§ **GIVEN INFORMATION**:
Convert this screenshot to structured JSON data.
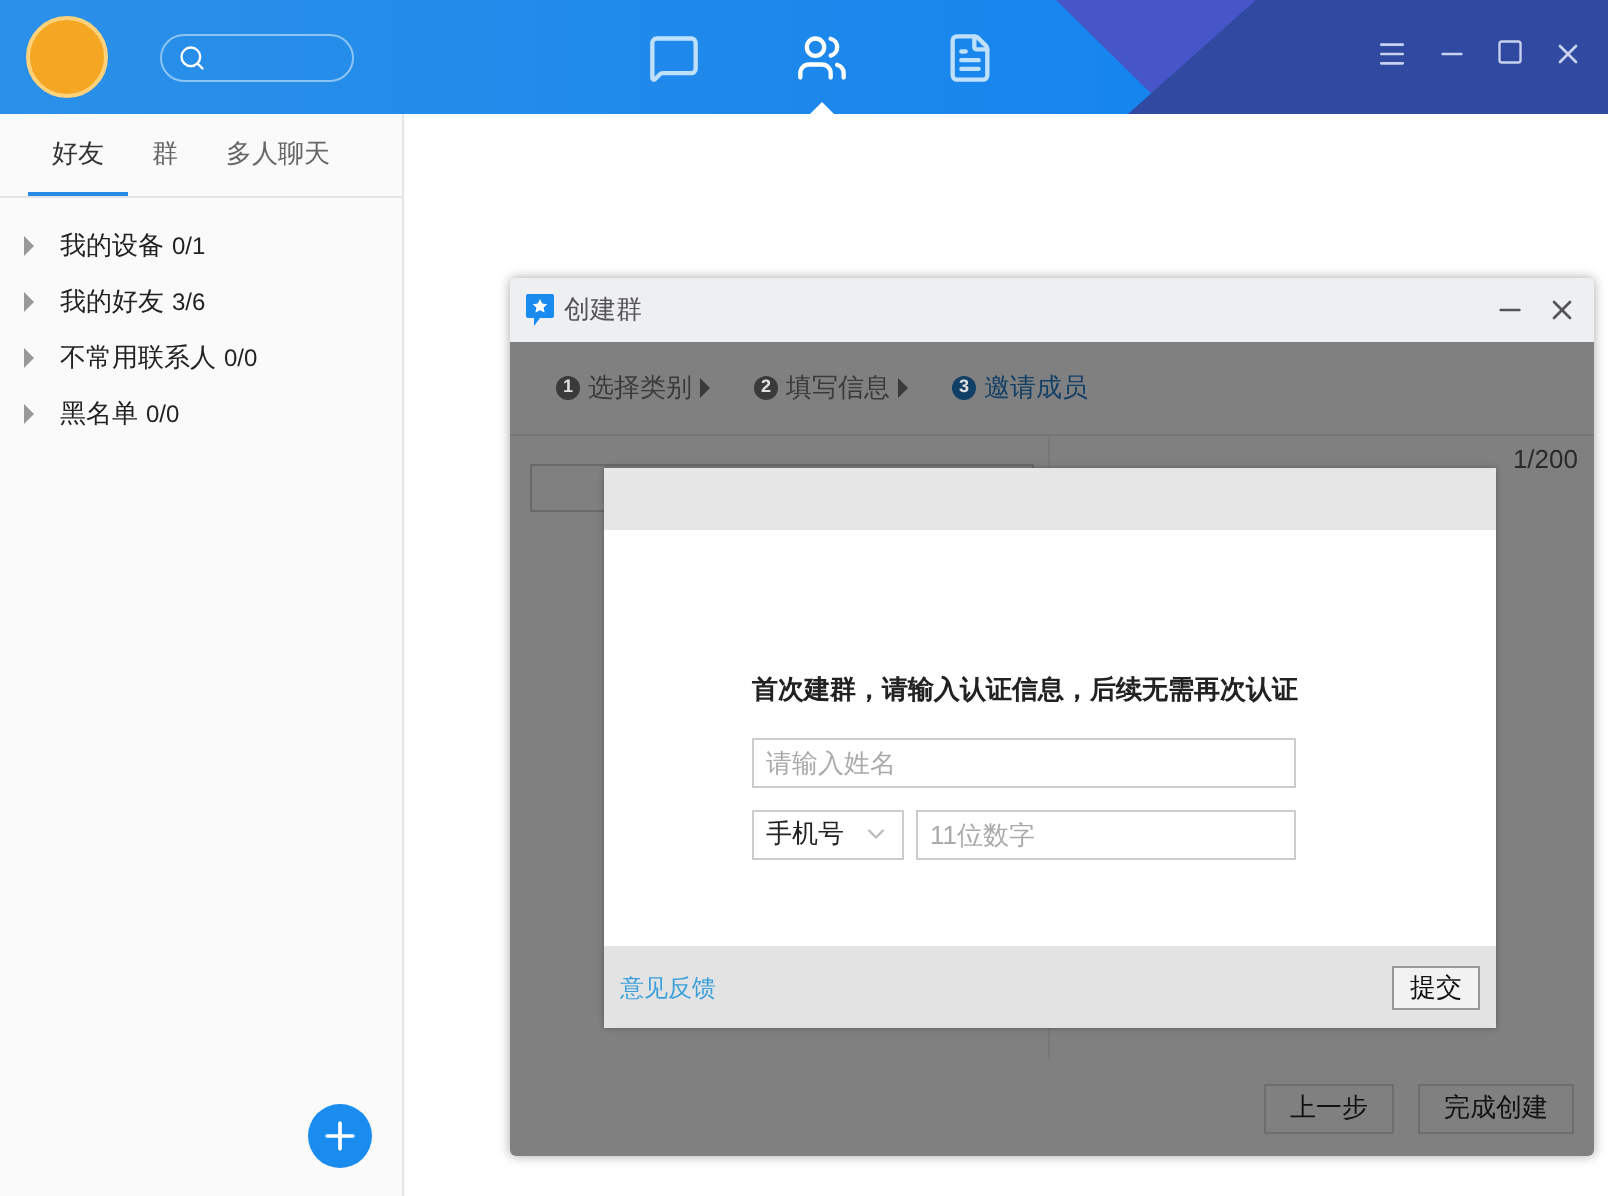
{
  "header": {
    "nav": [
      {
        "kind": "chat",
        "selected": false
      },
      {
        "kind": "contacts",
        "selected": true
      },
      {
        "kind": "docs",
        "selected": false
      }
    ]
  },
  "sidebar": {
    "tabs": [
      {
        "label": "好友",
        "selected": true
      },
      {
        "label": "群",
        "selected": false
      },
      {
        "label": "多人聊天",
        "selected": false
      }
    ],
    "groups": [
      {
        "name": "我的设备",
        "count": "0/1"
      },
      {
        "name": "我的好友",
        "count": "3/6"
      },
      {
        "name": "不常用联系人",
        "count": "0/0"
      },
      {
        "name": "黑名单",
        "count": "0/0"
      }
    ]
  },
  "create_group": {
    "title": "创建群",
    "steps": [
      {
        "number": "1",
        "label": "选择类别",
        "selected": false
      },
      {
        "number": "2",
        "label": "填写信息",
        "selected": false
      },
      {
        "number": "3",
        "label": "邀请成员",
        "selected": true
      }
    ],
    "selected_count": "1/200",
    "buttons": [
      "上一步",
      "完成创建"
    ]
  },
  "verify_dialog": {
    "message": "首次建群，请输入认证信息，后续无需再次认证",
    "name_field": {
      "placeholder": "请输入姓名"
    },
    "id_type": {
      "value": "手机号"
    },
    "phone_field": {
      "placeholder": "11位数字"
    },
    "feedback_link": "意见反馈",
    "submit": "提交"
  }
}
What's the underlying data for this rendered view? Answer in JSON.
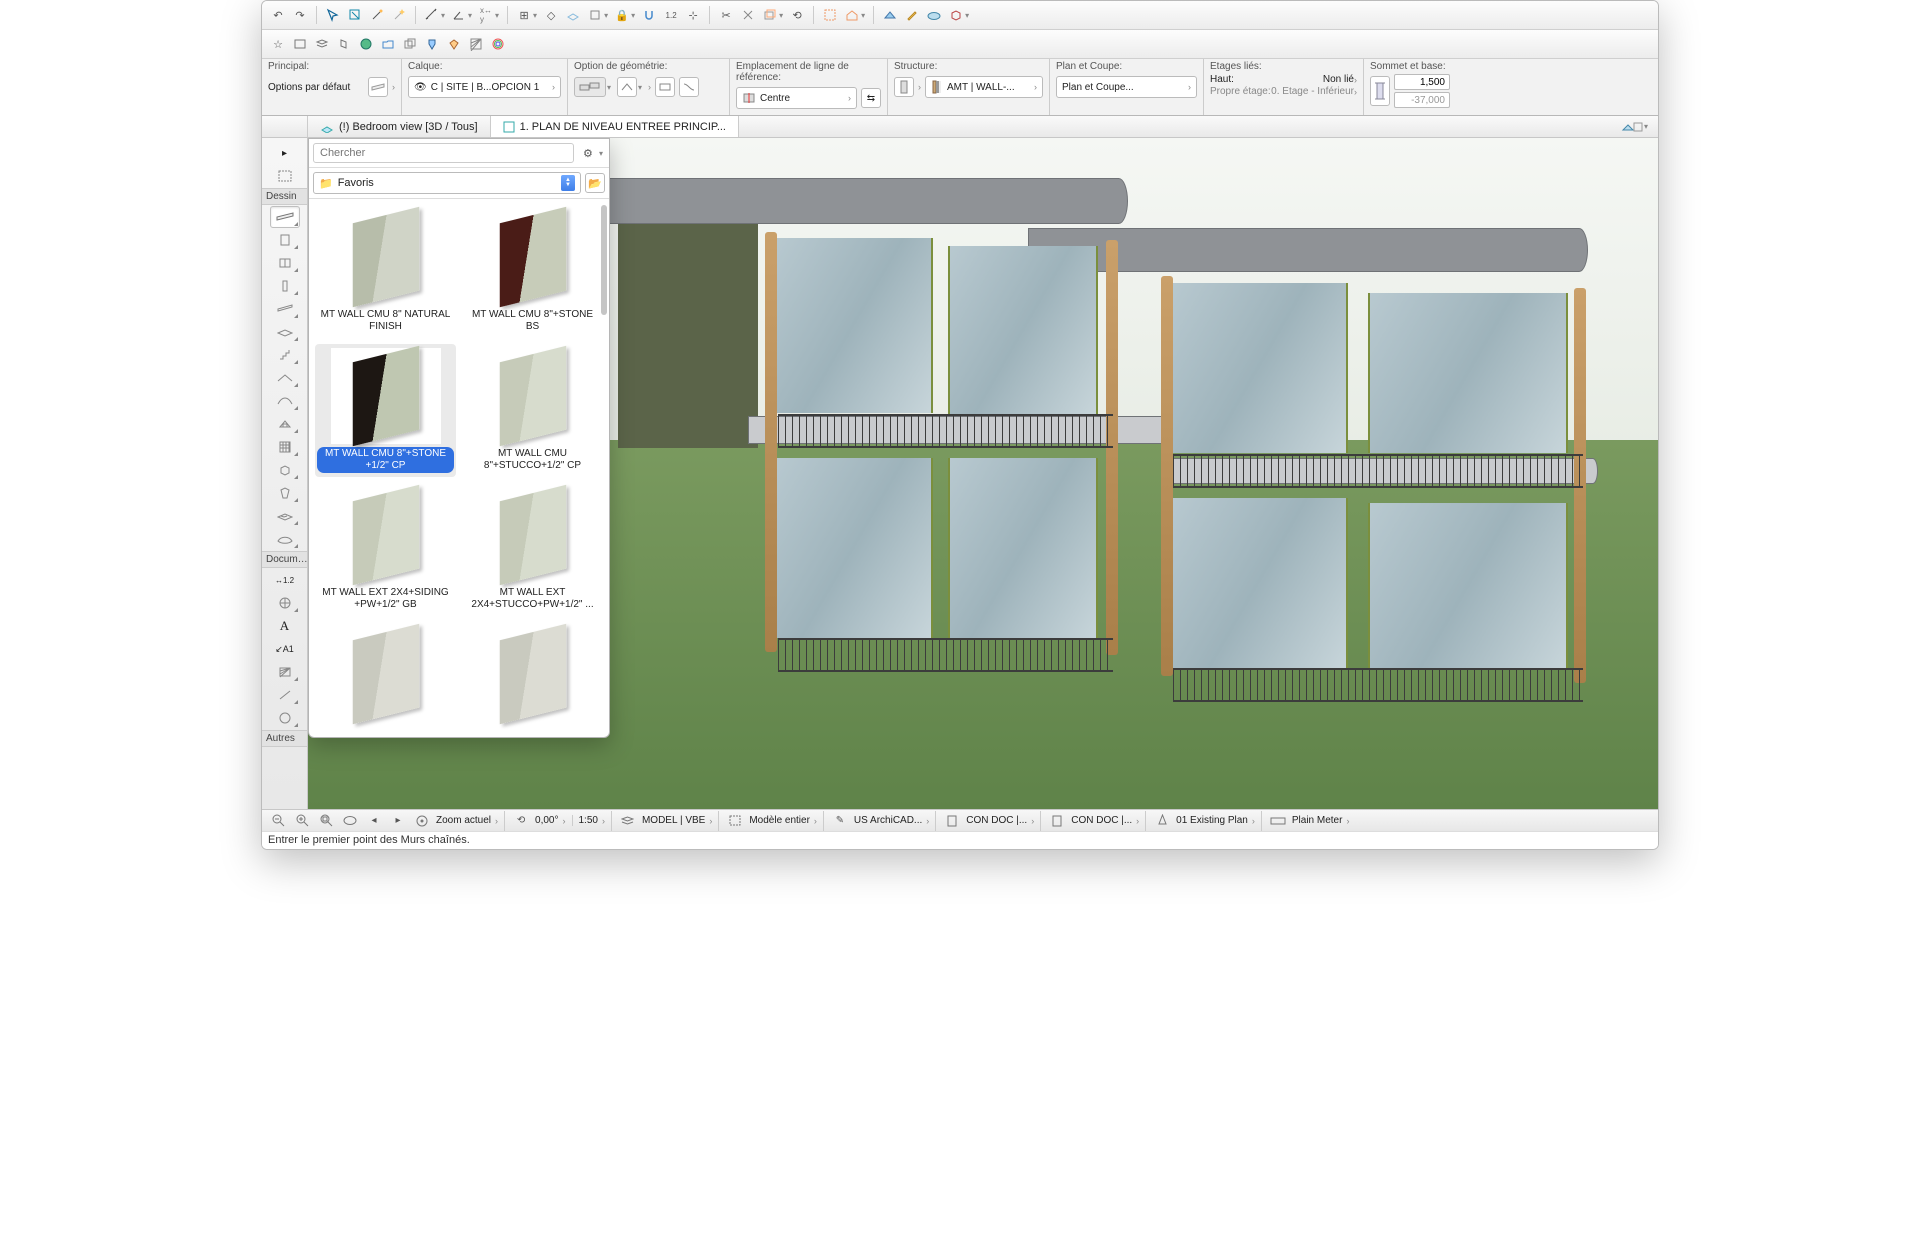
{
  "infobox": {
    "principal": {
      "label": "Principal:",
      "value": "Options par défaut"
    },
    "calque": {
      "label": "Calque:",
      "value": "C | SITE | B...OPCION 1"
    },
    "geom": {
      "label": "Option de géométrie:"
    },
    "refline": {
      "label": "Emplacement de ligne de référence:",
      "value": "Centre"
    },
    "structure": {
      "label": "Structure:",
      "value": "AMT | WALL-..."
    },
    "plan": {
      "label": "Plan et Coupe:",
      "value": "Plan et Coupe..."
    },
    "etages": {
      "label": "Etages liés:",
      "haut": "Haut:",
      "haut_val": "Non lié",
      "propre": "Propre étage:",
      "propre_val": "0. Etage - Inférieur"
    },
    "sommet": {
      "label": "Sommet et base:",
      "top": "1,500",
      "bot": "-37,000"
    }
  },
  "tabs": {
    "tab1": "(!) Bedroom view [3D / Tous]",
    "tab2": "1. PLAN DE NIVEAU ENTREE PRINCIP..."
  },
  "toolgroups": {
    "dessin": "Dessin",
    "document": "Docum…",
    "autres": "Autres"
  },
  "fav": {
    "search_placeholder": "Chercher",
    "folder": "Favoris",
    "items": [
      {
        "name": "MT WALL CMU 8\" NATURAL FINISH",
        "c1": "#b7bdaa",
        "c2": "#d0d4c7"
      },
      {
        "name": "MT WALL CMU 8\"+STONE BS",
        "c1": "#4a1c17",
        "c2": "#c7ccb9"
      },
      {
        "name": "MT WALL CMU 8\"+STONE +1/2\" CP",
        "c1": "#1d1713",
        "c2": "#bfc7b1"
      },
      {
        "name": "MT WALL CMU 8\"+STUCCO+1/2\" CP",
        "c1": "#c6cbb9",
        "c2": "#d7dccd"
      },
      {
        "name": "MT WALL EXT 2X4+SIDING +PW+1/2\" GB",
        "c1": "#c6cbb9",
        "c2": "#d7dccd"
      },
      {
        "name": "MT WALL EXT 2X4+STUCCO+PW+1/2\" ...",
        "c1": "#c6cbb9",
        "c2": "#d7dccd"
      },
      {
        "name": "",
        "c1": "#c9cabf",
        "c2": "#dcdcd3"
      },
      {
        "name": "",
        "c1": "#c9cabf",
        "c2": "#dcdcd3"
      }
    ],
    "selected_index": 2
  },
  "status": {
    "zoom": "Zoom actuel",
    "angle": "0,00°",
    "scale": "1:50",
    "model": "MODEL | VBE",
    "modele": "Modèle entier",
    "layers": "US ArchiCAD...",
    "condoc1": "CON DOC |...",
    "condoc2": "CON DOC |...",
    "plan": "01 Existing Plan",
    "meter": "Plain Meter"
  },
  "prompt": "Entrer le premier point des Murs chaînés."
}
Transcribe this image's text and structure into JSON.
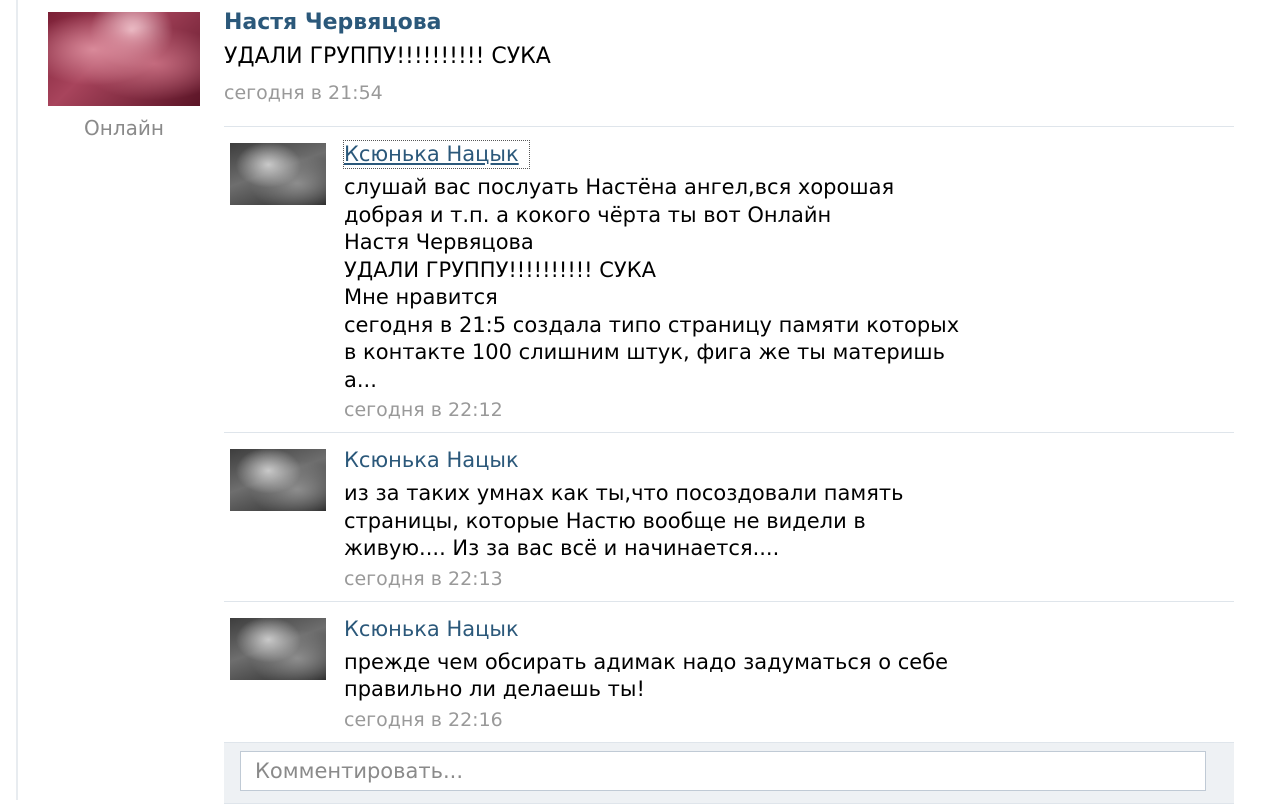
{
  "post": {
    "author": "Настя Червяцова",
    "status": "Онлайн",
    "text": "УДАЛИ ГРУППУ!!!!!!!!!! СУКА",
    "time": "сегодня в 21:54"
  },
  "comments": [
    {
      "author": "Ксюнька Нацык",
      "text": "слушай вас послуать Настёна ангел,вся хорошая\nдобрая и т.п. а кокого чёрта ты вот Онлайн\nНастя Червяцова\nУДАЛИ ГРУППУ!!!!!!!!!! СУКА\nМне нравится\nсегодня в 21:5 создала типо страницу памяти которых\nв контакте 100 слишним штук, фига же ты материшь\nа...",
      "time": "сегодня в 22:12"
    },
    {
      "author": "Ксюнька Нацык",
      "text": "из за таких умнах как ты,что посоздовали память\nстраницы, которые Настю вообще не видели в\nживую.... Из за вас всё и начинается....",
      "time": "сегодня в 22:13"
    },
    {
      "author": "Ксюнька Нацык",
      "text": "прежде чем обсирать адимак надо задуматься о себе\nправильно ли делаешь ты!",
      "time": "сегодня в 22:16"
    }
  ],
  "reply": {
    "placeholder": "Комментировать..."
  }
}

§ **WRITTEN PROBLEM**: The lines to write out run from the one containing "Transcribe this image's" through the final line of the material above, both included; write them out exactly, with no pictures.

§ **SOLUTION TO THIS EXERCISE**:
Transcribe this image's text and structure into JSON.
{
  "post": {
    "author": "Настя Червяцова",
    "status": "Онлайн",
    "text": "УДАЛИ ГРУППУ!!!!!!!!!! СУКА",
    "time": "сегодня в 21:54"
  },
  "comments": [
    {
      "author": "Ксюнька Нацык",
      "text": "слушай вас послуать Настёна ангел,вся хорошая\nдобрая и т.п. а кокого чёрта ты вот Онлайн\nНастя Червяцова\nУДАЛИ ГРУППУ!!!!!!!!!! СУКА\nМне нравится\nсегодня в 21:5 создала типо страницу памяти которых\nв контакте 100 слишним штук, фига же ты материшь\nа...",
      "time": "сегодня в 22:12"
    },
    {
      "author": "Ксюнька Нацык",
      "text": "из за таких умнах как ты,что посоздовали память\nстраницы, которые Настю вообще не видели в\nживую.... Из за вас всё и начинается....",
      "time": "сегодня в 22:13"
    },
    {
      "author": "Ксюнька Нацык",
      "text": "прежде чем обсирать адимак надо задуматься о себе\nправильно ли делаешь ты!",
      "time": "сегодня в 22:16"
    }
  ],
  "reply": {
    "placeholder": "Комментировать..."
  }
}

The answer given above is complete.